Figure dataset records:
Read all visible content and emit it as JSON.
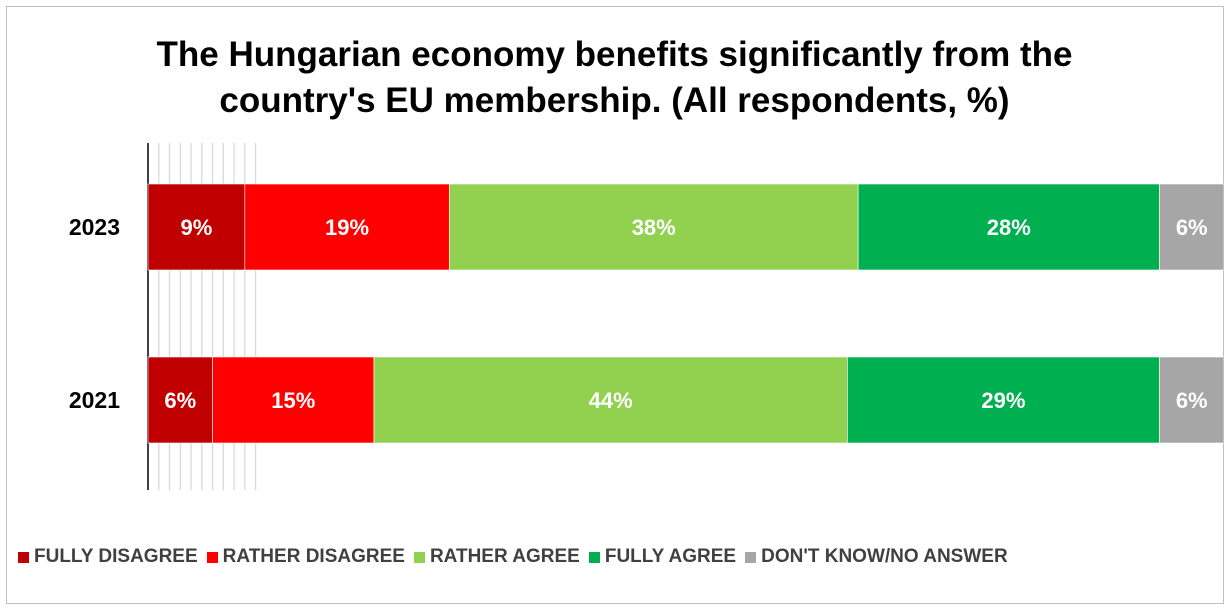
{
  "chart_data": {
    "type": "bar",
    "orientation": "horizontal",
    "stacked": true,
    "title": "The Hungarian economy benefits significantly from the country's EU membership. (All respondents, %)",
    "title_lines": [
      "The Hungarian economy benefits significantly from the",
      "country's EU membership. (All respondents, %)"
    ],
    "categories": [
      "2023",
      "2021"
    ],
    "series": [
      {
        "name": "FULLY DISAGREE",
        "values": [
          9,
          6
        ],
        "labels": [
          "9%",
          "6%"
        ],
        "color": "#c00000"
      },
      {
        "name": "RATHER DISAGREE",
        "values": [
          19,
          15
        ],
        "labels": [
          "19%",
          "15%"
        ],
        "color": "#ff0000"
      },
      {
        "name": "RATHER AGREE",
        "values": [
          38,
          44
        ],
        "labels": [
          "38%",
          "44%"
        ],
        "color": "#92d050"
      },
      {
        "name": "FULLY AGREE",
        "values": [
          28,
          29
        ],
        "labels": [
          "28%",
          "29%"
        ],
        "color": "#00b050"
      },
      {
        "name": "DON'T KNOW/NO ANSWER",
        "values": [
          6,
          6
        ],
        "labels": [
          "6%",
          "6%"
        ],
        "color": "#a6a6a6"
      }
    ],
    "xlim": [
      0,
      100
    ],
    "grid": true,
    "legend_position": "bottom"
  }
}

What the exercise asks: Print the full listing exactly, dropping the pictures.

Complete output:
Read all visible content and emit it as JSON.
{
  "chart_data": {
    "type": "bar",
    "orientation": "horizontal",
    "stacked": true,
    "title": "The Hungarian economy benefits significantly from the country's EU membership. (All respondents, %)",
    "title_lines": [
      "The Hungarian economy benefits significantly from the",
      "country's EU membership. (All respondents, %)"
    ],
    "categories": [
      "2023",
      "2021"
    ],
    "series": [
      {
        "name": "FULLY DISAGREE",
        "values": [
          9,
          6
        ],
        "labels": [
          "9%",
          "6%"
        ],
        "color": "#c00000"
      },
      {
        "name": "RATHER DISAGREE",
        "values": [
          19,
          15
        ],
        "labels": [
          "19%",
          "15%"
        ],
        "color": "#ff0000"
      },
      {
        "name": "RATHER AGREE",
        "values": [
          38,
          44
        ],
        "labels": [
          "38%",
          "44%"
        ],
        "color": "#92d050"
      },
      {
        "name": "FULLY AGREE",
        "values": [
          28,
          29
        ],
        "labels": [
          "28%",
          "29%"
        ],
        "color": "#00b050"
      },
      {
        "name": "DON'T KNOW/NO ANSWER",
        "values": [
          6,
          6
        ],
        "labels": [
          "6%",
          "6%"
        ],
        "color": "#a6a6a6"
      }
    ],
    "xlim": [
      0,
      100
    ],
    "grid": true,
    "legend_position": "bottom"
  }
}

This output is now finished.